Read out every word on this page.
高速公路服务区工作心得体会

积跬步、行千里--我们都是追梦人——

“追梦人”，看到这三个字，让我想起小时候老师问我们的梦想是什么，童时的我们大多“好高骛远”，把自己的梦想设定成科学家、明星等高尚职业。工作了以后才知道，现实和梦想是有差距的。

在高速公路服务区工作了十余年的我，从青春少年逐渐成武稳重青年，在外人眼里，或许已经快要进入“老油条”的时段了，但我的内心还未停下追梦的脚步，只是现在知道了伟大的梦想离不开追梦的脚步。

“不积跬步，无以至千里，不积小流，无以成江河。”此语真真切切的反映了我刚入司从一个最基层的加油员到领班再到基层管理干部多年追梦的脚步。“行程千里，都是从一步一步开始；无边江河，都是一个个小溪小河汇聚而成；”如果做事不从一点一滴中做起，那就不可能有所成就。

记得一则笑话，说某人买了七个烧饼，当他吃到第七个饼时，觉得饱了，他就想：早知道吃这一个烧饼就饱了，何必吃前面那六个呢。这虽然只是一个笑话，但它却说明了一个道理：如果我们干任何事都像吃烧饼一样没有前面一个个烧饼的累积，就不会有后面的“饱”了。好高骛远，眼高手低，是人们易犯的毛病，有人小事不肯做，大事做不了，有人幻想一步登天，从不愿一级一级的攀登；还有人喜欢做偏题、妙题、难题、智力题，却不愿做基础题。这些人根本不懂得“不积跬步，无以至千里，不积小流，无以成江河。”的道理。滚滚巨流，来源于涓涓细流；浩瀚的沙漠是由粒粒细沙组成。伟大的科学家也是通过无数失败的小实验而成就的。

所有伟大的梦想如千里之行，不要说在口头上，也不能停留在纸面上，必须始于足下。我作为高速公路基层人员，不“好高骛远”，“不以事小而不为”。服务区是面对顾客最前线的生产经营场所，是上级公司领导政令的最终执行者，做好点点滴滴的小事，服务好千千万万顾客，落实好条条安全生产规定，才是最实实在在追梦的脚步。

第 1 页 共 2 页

++++++

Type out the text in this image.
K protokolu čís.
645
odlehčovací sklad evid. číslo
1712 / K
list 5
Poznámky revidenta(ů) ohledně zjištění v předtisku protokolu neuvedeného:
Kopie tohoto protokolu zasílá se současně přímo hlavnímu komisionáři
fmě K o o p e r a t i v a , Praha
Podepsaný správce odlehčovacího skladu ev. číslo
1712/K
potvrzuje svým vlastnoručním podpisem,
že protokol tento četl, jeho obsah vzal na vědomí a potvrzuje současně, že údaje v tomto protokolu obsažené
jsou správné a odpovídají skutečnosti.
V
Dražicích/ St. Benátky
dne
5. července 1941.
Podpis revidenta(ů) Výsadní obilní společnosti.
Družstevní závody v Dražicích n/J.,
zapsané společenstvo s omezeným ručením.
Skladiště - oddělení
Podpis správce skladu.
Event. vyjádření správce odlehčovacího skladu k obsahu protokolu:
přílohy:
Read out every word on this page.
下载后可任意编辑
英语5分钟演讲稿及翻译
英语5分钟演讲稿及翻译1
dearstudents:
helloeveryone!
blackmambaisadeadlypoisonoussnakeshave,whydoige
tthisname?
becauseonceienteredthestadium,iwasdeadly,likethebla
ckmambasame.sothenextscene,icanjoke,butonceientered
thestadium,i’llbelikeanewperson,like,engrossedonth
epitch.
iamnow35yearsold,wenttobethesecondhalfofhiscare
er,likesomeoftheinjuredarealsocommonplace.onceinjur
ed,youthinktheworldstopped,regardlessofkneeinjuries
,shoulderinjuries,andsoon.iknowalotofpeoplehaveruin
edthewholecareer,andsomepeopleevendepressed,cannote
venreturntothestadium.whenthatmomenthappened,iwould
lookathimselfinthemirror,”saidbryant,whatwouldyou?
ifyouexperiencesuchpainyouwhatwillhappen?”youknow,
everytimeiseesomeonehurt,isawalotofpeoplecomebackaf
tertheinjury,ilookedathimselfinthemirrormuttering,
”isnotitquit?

++++++

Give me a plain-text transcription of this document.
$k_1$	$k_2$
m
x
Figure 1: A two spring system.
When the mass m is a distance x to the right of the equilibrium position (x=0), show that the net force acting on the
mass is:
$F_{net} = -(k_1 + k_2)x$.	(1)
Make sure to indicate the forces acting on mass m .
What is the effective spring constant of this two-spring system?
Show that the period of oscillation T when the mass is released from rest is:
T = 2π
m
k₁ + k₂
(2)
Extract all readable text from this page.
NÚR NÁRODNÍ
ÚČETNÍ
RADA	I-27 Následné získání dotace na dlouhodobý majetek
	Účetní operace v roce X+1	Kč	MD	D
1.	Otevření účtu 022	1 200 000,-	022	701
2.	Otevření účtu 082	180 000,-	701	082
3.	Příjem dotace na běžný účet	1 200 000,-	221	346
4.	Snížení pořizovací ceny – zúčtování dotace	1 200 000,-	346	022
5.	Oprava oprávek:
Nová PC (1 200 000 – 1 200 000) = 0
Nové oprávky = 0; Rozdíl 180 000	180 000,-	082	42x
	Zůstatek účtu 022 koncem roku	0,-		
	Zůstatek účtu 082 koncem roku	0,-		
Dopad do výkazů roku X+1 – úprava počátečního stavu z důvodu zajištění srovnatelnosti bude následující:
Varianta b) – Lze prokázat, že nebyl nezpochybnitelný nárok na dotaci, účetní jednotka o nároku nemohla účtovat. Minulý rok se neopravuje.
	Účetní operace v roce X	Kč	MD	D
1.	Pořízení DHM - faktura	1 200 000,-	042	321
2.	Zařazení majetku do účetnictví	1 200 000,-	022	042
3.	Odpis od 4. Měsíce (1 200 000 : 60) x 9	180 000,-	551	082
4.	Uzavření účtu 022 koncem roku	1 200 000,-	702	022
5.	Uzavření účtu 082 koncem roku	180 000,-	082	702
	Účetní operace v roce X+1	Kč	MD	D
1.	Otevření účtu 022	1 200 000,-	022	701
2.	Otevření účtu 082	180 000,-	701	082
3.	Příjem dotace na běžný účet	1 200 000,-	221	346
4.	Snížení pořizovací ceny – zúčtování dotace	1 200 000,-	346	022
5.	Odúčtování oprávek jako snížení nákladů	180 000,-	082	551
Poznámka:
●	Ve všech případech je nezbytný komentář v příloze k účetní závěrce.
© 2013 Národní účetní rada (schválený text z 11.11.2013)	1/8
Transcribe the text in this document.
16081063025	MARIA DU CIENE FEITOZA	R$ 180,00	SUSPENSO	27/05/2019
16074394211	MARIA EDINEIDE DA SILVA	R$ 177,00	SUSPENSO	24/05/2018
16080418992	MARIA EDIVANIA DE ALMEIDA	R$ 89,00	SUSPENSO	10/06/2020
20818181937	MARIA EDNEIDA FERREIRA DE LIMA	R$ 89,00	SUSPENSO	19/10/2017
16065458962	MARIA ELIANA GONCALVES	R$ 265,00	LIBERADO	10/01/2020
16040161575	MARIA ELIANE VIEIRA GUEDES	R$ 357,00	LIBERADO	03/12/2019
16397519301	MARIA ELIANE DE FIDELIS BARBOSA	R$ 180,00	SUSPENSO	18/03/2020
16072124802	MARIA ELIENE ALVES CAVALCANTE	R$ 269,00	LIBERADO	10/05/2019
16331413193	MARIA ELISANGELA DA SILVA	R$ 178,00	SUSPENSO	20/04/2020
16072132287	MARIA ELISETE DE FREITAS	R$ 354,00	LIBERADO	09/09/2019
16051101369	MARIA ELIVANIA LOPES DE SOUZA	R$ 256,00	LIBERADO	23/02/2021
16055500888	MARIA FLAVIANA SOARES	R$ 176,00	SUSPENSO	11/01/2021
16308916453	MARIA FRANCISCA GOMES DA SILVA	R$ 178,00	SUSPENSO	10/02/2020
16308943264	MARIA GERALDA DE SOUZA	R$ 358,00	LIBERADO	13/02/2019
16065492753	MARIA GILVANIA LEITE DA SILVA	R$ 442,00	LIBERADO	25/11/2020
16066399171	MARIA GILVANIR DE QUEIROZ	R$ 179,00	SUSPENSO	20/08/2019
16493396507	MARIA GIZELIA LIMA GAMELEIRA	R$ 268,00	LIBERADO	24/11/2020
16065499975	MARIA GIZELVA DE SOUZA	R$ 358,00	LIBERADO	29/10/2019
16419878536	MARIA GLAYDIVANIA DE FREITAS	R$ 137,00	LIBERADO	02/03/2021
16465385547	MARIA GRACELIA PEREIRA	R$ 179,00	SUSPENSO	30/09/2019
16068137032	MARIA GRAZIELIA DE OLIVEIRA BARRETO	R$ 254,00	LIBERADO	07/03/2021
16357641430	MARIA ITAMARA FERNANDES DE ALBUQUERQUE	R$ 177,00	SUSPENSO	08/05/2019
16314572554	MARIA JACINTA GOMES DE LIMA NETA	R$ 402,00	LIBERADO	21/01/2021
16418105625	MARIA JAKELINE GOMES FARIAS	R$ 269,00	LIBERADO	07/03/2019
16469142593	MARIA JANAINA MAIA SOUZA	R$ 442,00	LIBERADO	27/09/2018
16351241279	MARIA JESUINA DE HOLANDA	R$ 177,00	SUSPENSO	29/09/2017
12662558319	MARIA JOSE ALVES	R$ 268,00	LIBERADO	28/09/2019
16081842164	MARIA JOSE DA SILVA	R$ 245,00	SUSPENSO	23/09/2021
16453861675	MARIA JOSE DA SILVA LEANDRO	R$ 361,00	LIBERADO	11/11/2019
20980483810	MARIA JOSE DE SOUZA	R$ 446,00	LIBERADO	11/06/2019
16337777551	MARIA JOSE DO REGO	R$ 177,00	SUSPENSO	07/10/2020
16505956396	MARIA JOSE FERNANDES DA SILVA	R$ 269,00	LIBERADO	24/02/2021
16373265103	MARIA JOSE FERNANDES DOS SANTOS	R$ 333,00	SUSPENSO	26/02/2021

++++++

§ AIM:
Copy every line in the listing above where the string "GOMES" turns up.

§ SOLUTION TO THIS TASK:
16308916453	MARIA FRANCISCA GOMES DA SILVA	R$ 178,00	SUSPENSO	10/02/2020
16314572554	MARIA JACINTA GOMES DE LIMA NETA	R$ 402,00	LIBERADO	21/01/2021
16418105625	MARIA JAKELINE GOMES FARIAS	R$ 269,00	LIBERADO	07/03/2019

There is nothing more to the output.